Challenge —
State the number of lines, and only that number, in which the word "parent" appears.

[Begin]

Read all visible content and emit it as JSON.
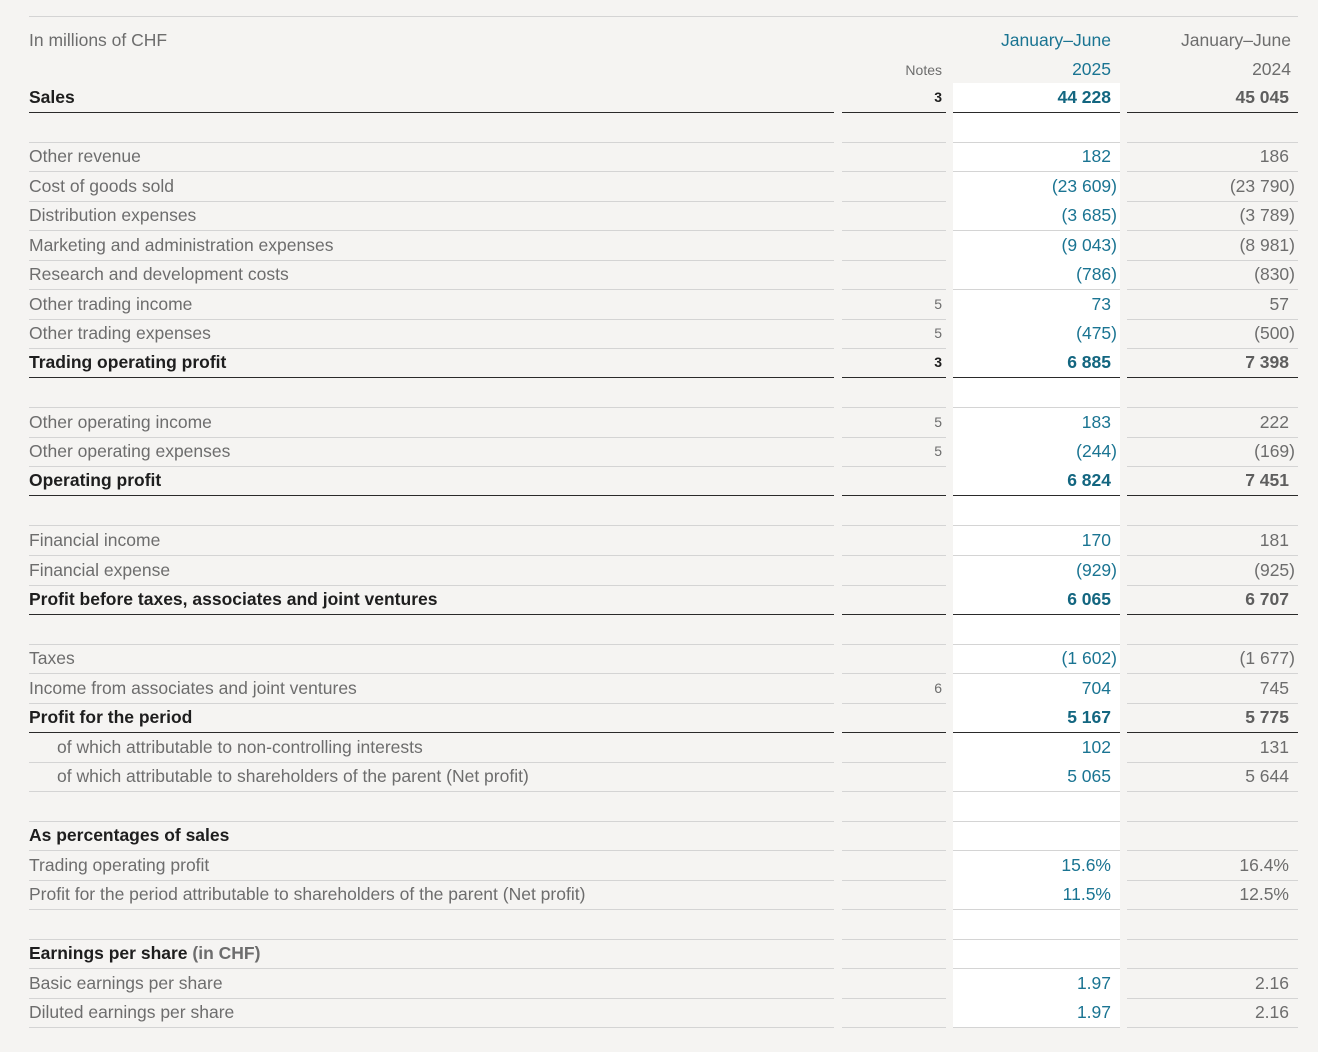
{
  "header": {
    "unit_label": "In millions of CHF",
    "notes_label": "Notes",
    "current_period_label": "January–June",
    "current_year": "2025",
    "prior_period_label": "January–June",
    "prior_year": "2024"
  },
  "rows": [
    {
      "label": "Sales",
      "note": "3",
      "cur": "44 228",
      "prev": "45 045",
      "bold": true
    },
    {
      "label": "Other revenue",
      "note": "",
      "cur": "182",
      "prev": "186"
    },
    {
      "label": "Cost of goods sold",
      "note": "",
      "cur": "(23 609)",
      "prev": "(23 790)"
    },
    {
      "label": "Distribution expenses",
      "note": "",
      "cur": "(3 685)",
      "prev": "(3 789)"
    },
    {
      "label": "Marketing and administration expenses",
      "note": "",
      "cur": "(9 043)",
      "prev": "(8 981)"
    },
    {
      "label": "Research and development costs",
      "note": "",
      "cur": "(786)",
      "prev": "(830)"
    },
    {
      "label": "Other trading income",
      "note": "5",
      "cur": "73",
      "prev": "57"
    },
    {
      "label": "Other trading expenses",
      "note": "5",
      "cur": "(475)",
      "prev": "(500)"
    },
    {
      "label": "Trading operating profit",
      "note": "3",
      "cur": "6 885",
      "prev": "7 398",
      "bold": true
    },
    {
      "label": "Other operating income",
      "note": "5",
      "cur": "183",
      "prev": "222"
    },
    {
      "label": "Other operating expenses",
      "note": "5",
      "cur": "(244)",
      "prev": "(169)"
    },
    {
      "label": "Operating profit",
      "note": "",
      "cur": "6 824",
      "prev": "7 451",
      "bold": true
    },
    {
      "label": "Financial income",
      "note": "",
      "cur": "170",
      "prev": "181"
    },
    {
      "label": "Financial expense",
      "note": "",
      "cur": "(929)",
      "prev": "(925)"
    },
    {
      "label": "Profit before taxes, associates and joint ventures",
      "note": "",
      "cur": "6 065",
      "prev": "6 707",
      "bold": true
    },
    {
      "label": "Taxes",
      "note": "",
      "cur": "(1 602)",
      "prev": "(1 677)"
    },
    {
      "label": "Income from associates and joint ventures",
      "note": "6",
      "cur": "704",
      "prev": "745"
    },
    {
      "label": "Profit for the period",
      "note": "",
      "cur": "5 167",
      "prev": "5 775",
      "bold": true
    },
    {
      "label": "of which attributable to non-controlling interests",
      "note": "",
      "cur": "102",
      "prev": "131",
      "indent": true
    },
    {
      "label": "of which attributable to shareholders of the parent (Net profit)",
      "note": "",
      "cur": "5 065",
      "prev": "5 644",
      "indent": true
    },
    {
      "label": "As percentages of sales",
      "note": "",
      "cur": "",
      "prev": "",
      "bold": true
    },
    {
      "label": "Trading operating profit",
      "note": "",
      "cur": "15.6%",
      "prev": "16.4%"
    },
    {
      "label": "Profit for the period attributable to shareholders of the parent (Net profit)",
      "note": "",
      "cur": "11.5%",
      "prev": "12.5%"
    },
    {
      "label": "Earnings per share",
      "label_suffix": " (in CHF)",
      "note": "",
      "cur": "",
      "prev": "",
      "bold": true
    },
    {
      "label": "Basic earnings per share",
      "note": "",
      "cur": "1.97",
      "prev": "2.16"
    },
    {
      "label": "Diluted earnings per share",
      "note": "",
      "cur": "1.97",
      "prev": "2.16"
    }
  ]
}
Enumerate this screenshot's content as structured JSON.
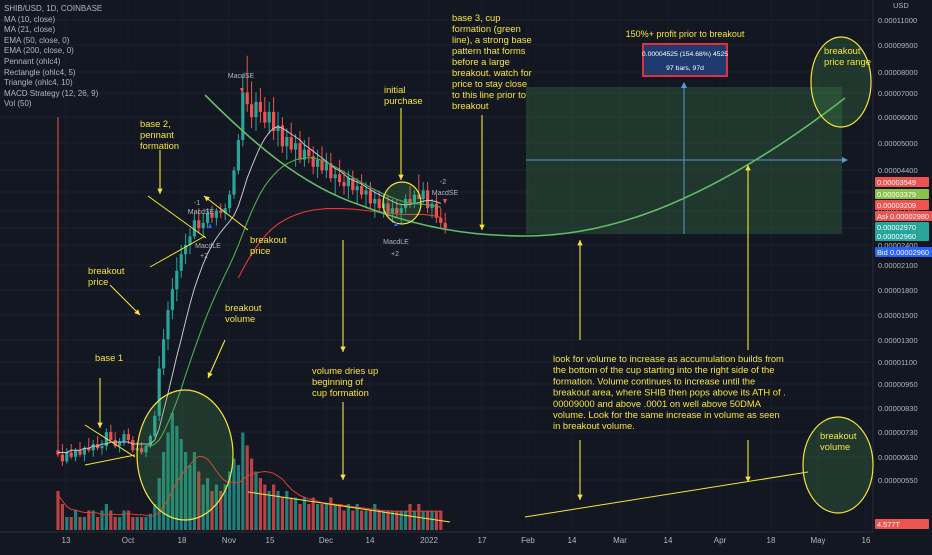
{
  "chart_data": {
    "type": "candlestick",
    "symbol": "SHIB/USD, 1D, COINBASE",
    "currency": "USD",
    "indicators": [
      "MA (10, close)",
      "MA (21, close)",
      "EMA (50, close, 0)",
      "EMA (200, close, 0)",
      "Pennant (ohlc4)",
      "Rectangle (ohlc4, 5)",
      "Triangle (ohlc4, 10)",
      "MACD Strategy (12, 26, 9)",
      "Vol (50)"
    ],
    "x_ticks": [
      "13",
      "Oct",
      "18",
      "Nov",
      "15",
      "Dec",
      "14",
      "2022",
      "17",
      "Feb",
      "14",
      "Mar",
      "14",
      "Apr",
      "18",
      "May",
      "16"
    ],
    "y_ticks": [
      "0.00011000",
      "0.00009500",
      "0.00008000",
      "0.00007000",
      "0.00006000",
      "0.00005000",
      "0.00004400",
      "0.00003760",
      "0.00003200",
      "0.00002700",
      "0.00002400",
      "0.00002100",
      "0.00001800",
      "0.00001500",
      "0.00001300",
      "0.00001100",
      "0.00000950",
      "0.00000830",
      "0.00000730",
      "0.00000630",
      "0.00000550"
    ],
    "price_labels": [
      {
        "text": "0.00003549",
        "color": "#ef5350"
      },
      {
        "text": "0.00003379",
        "color": "#8bc34a"
      },
      {
        "text": "0.00003209",
        "color": "#ef5350"
      },
      {
        "text": "Ask",
        "color": "#ef5350"
      },
      {
        "text": "0.00002980",
        "color": "#ef5350"
      },
      {
        "text": "0.00002970",
        "color": "#26a69a"
      },
      {
        "text": "0.00002960",
        "color": "#26a69a"
      },
      {
        "text": "Bid",
        "color": "#2962ff"
      },
      {
        "text": "0.00002960",
        "color": "#2962ff"
      },
      {
        "text": "4.577T",
        "color": "#ef5350"
      }
    ],
    "candles": [
      [
        7.5,
        60,
        7.2,
        7.3
      ],
      [
        7.3,
        7.8,
        6.8,
        7.0
      ],
      [
        7.0,
        7.6,
        6.9,
        7.4
      ],
      [
        7.4,
        7.8,
        7.1,
        7.2
      ],
      [
        7.2,
        7.6,
        7.0,
        7.5
      ],
      [
        7.5,
        7.9,
        7.2,
        7.3
      ],
      [
        7.3,
        7.7,
        7.0,
        7.6
      ],
      [
        7.6,
        8.1,
        7.4,
        7.5
      ],
      [
        7.5,
        8.0,
        7.2,
        7.8
      ],
      [
        7.8,
        8.2,
        7.5,
        7.6
      ],
      [
        7.6,
        8.0,
        7.3,
        7.7
      ],
      [
        7.7,
        8.6,
        7.5,
        8.4
      ],
      [
        8.4,
        8.8,
        7.9,
        8.0
      ],
      [
        8.0,
        8.4,
        7.6,
        7.7
      ],
      [
        7.7,
        8.1,
        7.4,
        7.9
      ],
      [
        7.9,
        8.5,
        7.7,
        8.3
      ],
      [
        8.3,
        8.6,
        7.8,
        8.0
      ],
      [
        8.0,
        8.2,
        7.4,
        7.5
      ],
      [
        7.5,
        7.9,
        7.2,
        7.6
      ],
      [
        7.6,
        7.9,
        7.3,
        7.4
      ],
      [
        7.4,
        7.8,
        7.2,
        7.7
      ],
      [
        7.7,
        8.3,
        7.6,
        8.2
      ],
      [
        8.2,
        9.6,
        8.1,
        9.3
      ],
      [
        9.3,
        13.5,
        9.0,
        12.5
      ],
      [
        12.5,
        16,
        12,
        15
      ],
      [
        15,
        19,
        14,
        18
      ],
      [
        18,
        22,
        17,
        20.5
      ],
      [
        20.5,
        25,
        19,
        23
      ],
      [
        23,
        27,
        22,
        25.5
      ],
      [
        25.5,
        29,
        24,
        27
      ],
      [
        27,
        30,
        25.5,
        28.5
      ],
      [
        28.5,
        33,
        28,
        31.5
      ],
      [
        31.5,
        34,
        29,
        30
      ],
      [
        30,
        33,
        28.5,
        31
      ],
      [
        31,
        34,
        30,
        33
      ],
      [
        33,
        34.5,
        31,
        32
      ],
      [
        32,
        34,
        30.5,
        33.5
      ],
      [
        33.5,
        35,
        32,
        33
      ],
      [
        33,
        35,
        31.5,
        34
      ],
      [
        34,
        38,
        33,
        37
      ],
      [
        37,
        44,
        36,
        43
      ],
      [
        43,
        54,
        42,
        52
      ],
      [
        52,
        78,
        50,
        70
      ],
      [
        70,
        88,
        62,
        65
      ],
      [
        65,
        75,
        56,
        60
      ],
      [
        60,
        70,
        55,
        66
      ],
      [
        66,
        72,
        58,
        62
      ],
      [
        62,
        68,
        56,
        58
      ],
      [
        58,
        66,
        54,
        62
      ],
      [
        62,
        68,
        52,
        55
      ],
      [
        55,
        62,
        50,
        57
      ],
      [
        57,
        60,
        48,
        50
      ],
      [
        50,
        56,
        46,
        53
      ],
      [
        53,
        58,
        48,
        49
      ],
      [
        49,
        54,
        44,
        51
      ],
      [
        51,
        55,
        45,
        46
      ],
      [
        46,
        52,
        44,
        49
      ],
      [
        49,
        53,
        45,
        47
      ],
      [
        47,
        50,
        42,
        44
      ],
      [
        44,
        49,
        41,
        46
      ],
      [
        46,
        50,
        42,
        43
      ],
      [
        43,
        48,
        41,
        45
      ],
      [
        45,
        48,
        40,
        41
      ],
      [
        41,
        44,
        37,
        42
      ],
      [
        42,
        46,
        39,
        40
      ],
      [
        40,
        43,
        37,
        39
      ],
      [
        39,
        43,
        36,
        41
      ],
      [
        41,
        43,
        37,
        38
      ],
      [
        38,
        41,
        35,
        39
      ],
      [
        39,
        42,
        36,
        37
      ],
      [
        37,
        40,
        34,
        38
      ],
      [
        38,
        40,
        34,
        35
      ],
      [
        35,
        38,
        32,
        36
      ],
      [
        36,
        38,
        33,
        34
      ],
      [
        34,
        37,
        32,
        35
      ],
      [
        35,
        37,
        32,
        33
      ],
      [
        33,
        36,
        31,
        34
      ],
      [
        34,
        36,
        32,
        33
      ],
      [
        33,
        35,
        31,
        34
      ],
      [
        34,
        37,
        33,
        36
      ],
      [
        36,
        39,
        34,
        35
      ],
      [
        35,
        38,
        34,
        37
      ],
      [
        37,
        42,
        36,
        36
      ],
      [
        36,
        40,
        35,
        38
      ],
      [
        38,
        40,
        33,
        34
      ],
      [
        34,
        36,
        32,
        35
      ],
      [
        35,
        37,
        31,
        32
      ],
      [
        32,
        34,
        30,
        31
      ],
      [
        31,
        33,
        29,
        30
      ]
    ],
    "ma10": [
      7.4,
      7.4,
      7.4,
      7.5,
      7.5,
      7.5,
      7.6,
      7.6,
      7.7,
      7.7,
      7.8,
      7.8,
      7.9,
      7.9,
      7.9,
      7.9,
      7.9,
      7.8,
      7.8,
      7.8,
      7.8,
      7.8,
      8.0,
      8.6,
      9.6,
      10.7,
      12,
      13.5,
      15,
      16.8,
      18.7,
      20.6,
      22.3,
      24,
      25.6,
      27,
      28.2,
      29.3,
      30.3,
      31.3,
      32.5,
      34.5,
      37.5,
      41,
      44,
      47,
      50,
      52.5,
      54.5,
      56,
      56.5,
      56,
      55,
      54,
      53,
      52,
      50.5,
      49.5,
      48.5,
      47.5,
      46.5,
      45.5,
      44.5,
      43.5,
      43,
      42,
      41,
      40.5,
      40,
      39.5,
      38.8,
      38.2,
      37.5,
      37,
      36.5,
      36,
      35.5,
      35,
      34.8,
      34.7,
      34.8,
      35,
      35.2,
      35.5,
      35.7,
      35.6,
      35.4,
      35
    ],
    "ma21": [
      null,
      null,
      null,
      null,
      null,
      null,
      null,
      null,
      null,
      null,
      null,
      null,
      null,
      null,
      null,
      null,
      null,
      null,
      null,
      null,
      7.7,
      7.7,
      7.8,
      8.0,
      8.4,
      8.9,
      9.5,
      10.2,
      11,
      12,
      13,
      14.1,
      15.2,
      16.4,
      17.6,
      18.8,
      20,
      21.2,
      22.5,
      23.8,
      25.3,
      27,
      29,
      31.2,
      33.3,
      35.3,
      37.3,
      39,
      40.5,
      41.8,
      43,
      44,
      44.8,
      45.4,
      46,
      46.3,
      46.5,
      46.6,
      46.5,
      46.2,
      45.8,
      45.2,
      44.6,
      44,
      43.3,
      42.6,
      41.9,
      41.2,
      40.5,
      39.9,
      39.3,
      38.7,
      38.1,
      37.6,
      37.1,
      36.7,
      36.3,
      35.9,
      35.6,
      35.3,
      35.1,
      35,
      34.9,
      34.8,
      34.7,
      34.6,
      34.4,
      34.2
    ],
    "ema50": [
      null,
      null,
      null,
      null,
      null,
      null,
      null,
      null,
      null,
      null,
      null,
      null,
      null,
      null,
      null,
      null,
      null,
      null,
      null,
      null,
      null,
      null,
      null,
      null,
      null,
      null,
      null,
      null,
      null,
      null,
      null,
      null,
      null,
      null,
      null,
      null,
      null,
      null,
      null,
      null,
      null,
      22,
      23.2,
      24.4,
      25.5,
      26.6,
      27.6,
      28.5,
      29.4,
      30.1,
      30.8,
      31.3,
      31.8,
      32.2,
      32.6,
      32.9,
      33.2,
      33.4,
      33.6,
      33.7,
      33.8,
      33.9,
      33.9,
      33.9,
      33.9,
      33.9,
      33.8,
      33.8,
      33.7,
      33.6,
      33.5,
      33.4,
      33.3,
      33.2,
      33.1,
      33,
      32.9,
      32.8,
      32.7,
      32.7,
      32.7,
      32.7,
      32.7,
      32.7,
      32.6,
      32.5,
      32.3,
      32.1
    ],
    "volume": [
      6,
      4,
      2,
      2,
      3,
      2,
      2,
      3,
      3,
      2,
      3,
      4,
      3,
      2,
      2,
      3,
      3,
      2,
      2,
      2,
      2,
      2.5,
      4,
      8,
      12,
      15,
      18,
      16,
      14,
      12,
      10,
      12,
      9,
      7,
      8,
      6,
      7,
      6,
      7,
      9,
      11,
      10,
      15,
      13,
      11,
      9,
      8,
      7,
      6,
      7,
      6,
      5,
      6,
      5,
      5,
      4,
      5,
      4,
      5,
      4,
      4,
      4,
      5,
      4,
      4,
      3,
      4,
      3,
      4,
      3,
      3,
      3,
      4,
      3,
      3,
      3,
      3,
      3,
      3,
      3,
      4,
      3,
      4,
      3,
      3,
      3,
      3,
      3
    ],
    "projection": {
      "label": "0.00004525 (154.68%) 4525",
      "bars": "97 bars, 97d",
      "caption": "150%+ profit prior to breakout"
    },
    "markers": [
      "MacdSE",
      "-1",
      "MacdSE",
      "MacdLE",
      "+2",
      "MacdLE",
      "+2",
      "-2",
      "MacdSE"
    ]
  },
  "annotations": {
    "base1": "base 1",
    "breakout_price_left": "breakout\nprice",
    "base2": "base 2,\npennant\nformation",
    "breakout_price_mid": "breakout\nprice",
    "breakout_volume_left": "breakout\nvolume",
    "volume_dries": "volume dries up\nbeginning of\ncup formation",
    "initial_purchase": "initial\npurchase",
    "base3": "base 3, cup\nformation (green\nline), a strong base\npattern that forms\nbefore a large\nbreakout. watch for\nprice to stay close\nto this line prior to\nbreakout",
    "breakout_price_range": "breakout\nprice range",
    "volume_note": "look for volume to increase as accumulation builds from\nthe bottom of the cup starting into the right side of the\nformation. Volume continues to increase until the\nbreakout area, where SHIB then pops above its ATH of .\n00009000 and above .0001 on well above 50DMA\nvolume. Look for the same increase in volume as seen\nin breakout volume.",
    "breakout_volume_right": "breakout\nvolume"
  }
}
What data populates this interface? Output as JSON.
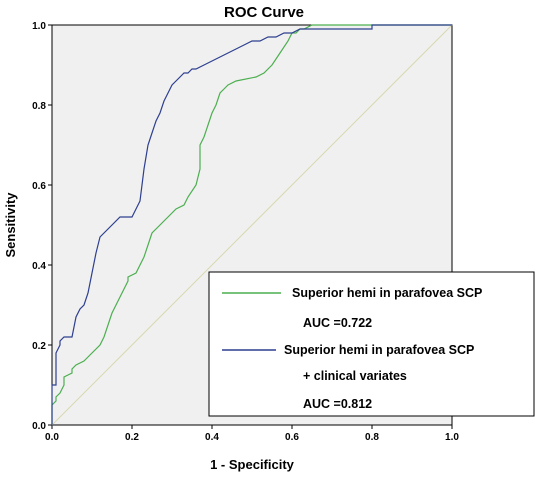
{
  "chart_data": {
    "type": "line",
    "title": "ROC Curve",
    "xlabel": "1 - Specificity",
    "ylabel": "Sensitivity",
    "xlim": [
      0,
      1
    ],
    "ylim": [
      0,
      1
    ],
    "x_ticks": [
      "0.0",
      "0.2",
      "0.4",
      "0.6",
      "0.8",
      "1.0"
    ],
    "y_ticks": [
      "0.0",
      "0.2",
      "0.4",
      "0.6",
      "0.8",
      "1.0"
    ],
    "grid": false,
    "legend_position": "bottom-right",
    "reference_line": {
      "from": [
        0,
        0
      ],
      "to": [
        1,
        1
      ],
      "color": "#d8d8b0"
    },
    "series": [
      {
        "name": "Superior hemi in parafovea SCP",
        "color": "#4caf50",
        "x": [
          0.0,
          0.0,
          0.01,
          0.01,
          0.02,
          0.03,
          0.03,
          0.05,
          0.05,
          0.06,
          0.08,
          0.09,
          0.12,
          0.13,
          0.14,
          0.15,
          0.16,
          0.17,
          0.18,
          0.19,
          0.19,
          0.21,
          0.22,
          0.23,
          0.24,
          0.25,
          0.26,
          0.27,
          0.28,
          0.29,
          0.3,
          0.31,
          0.33,
          0.34,
          0.36,
          0.37,
          0.37,
          0.38,
          0.39,
          0.4,
          0.41,
          0.42,
          0.43,
          0.44,
          0.46,
          0.51,
          0.53,
          0.55,
          0.57,
          0.59,
          0.6,
          0.61,
          0.62,
          0.63,
          0.65,
          0.8,
          0.81,
          1.0
        ],
        "y": [
          0.0,
          0.05,
          0.06,
          0.07,
          0.08,
          0.1,
          0.12,
          0.13,
          0.14,
          0.15,
          0.16,
          0.17,
          0.2,
          0.22,
          0.25,
          0.28,
          0.3,
          0.32,
          0.34,
          0.36,
          0.37,
          0.38,
          0.4,
          0.42,
          0.45,
          0.48,
          0.49,
          0.5,
          0.51,
          0.52,
          0.53,
          0.54,
          0.55,
          0.57,
          0.6,
          0.64,
          0.7,
          0.72,
          0.75,
          0.78,
          0.8,
          0.83,
          0.84,
          0.85,
          0.86,
          0.87,
          0.88,
          0.9,
          0.93,
          0.96,
          0.98,
          0.98,
          0.99,
          0.99,
          1.0,
          1.0,
          1.0,
          1.0
        ]
      },
      {
        "name": "Superior hemi in parafovea SCP + clinical variates",
        "color": "#2e3f8f",
        "x": [
          0.0,
          0.0,
          0.01,
          0.01,
          0.02,
          0.02,
          0.03,
          0.05,
          0.06,
          0.07,
          0.08,
          0.09,
          0.1,
          0.11,
          0.12,
          0.13,
          0.14,
          0.15,
          0.17,
          0.2,
          0.22,
          0.23,
          0.24,
          0.25,
          0.26,
          0.27,
          0.28,
          0.29,
          0.3,
          0.31,
          0.32,
          0.33,
          0.34,
          0.35,
          0.36,
          0.38,
          0.4,
          0.42,
          0.44,
          0.46,
          0.48,
          0.5,
          0.52,
          0.54,
          0.56,
          0.58,
          0.6,
          0.62,
          0.64,
          0.66,
          0.8,
          0.8,
          1.0
        ],
        "y": [
          0.0,
          0.1,
          0.1,
          0.18,
          0.2,
          0.21,
          0.22,
          0.22,
          0.27,
          0.29,
          0.3,
          0.33,
          0.38,
          0.43,
          0.47,
          0.48,
          0.49,
          0.5,
          0.52,
          0.52,
          0.56,
          0.64,
          0.7,
          0.73,
          0.76,
          0.78,
          0.81,
          0.83,
          0.85,
          0.86,
          0.87,
          0.88,
          0.88,
          0.89,
          0.89,
          0.9,
          0.91,
          0.92,
          0.93,
          0.94,
          0.95,
          0.96,
          0.96,
          0.97,
          0.97,
          0.98,
          0.98,
          0.99,
          0.99,
          0.99,
          0.99,
          1.0,
          1.0
        ]
      }
    ],
    "legend": {
      "entries": [
        {
          "label": "Superior hemi in parafovea SCP",
          "color": "#4caf50",
          "note": "AUC =0.722"
        },
        {
          "label": "Superior hemi in parafovea SCP",
          "label_line2": "+ clinical variates",
          "color": "#2e3f8f",
          "note": "AUC =0.812"
        }
      ]
    }
  }
}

[End]

In response —
2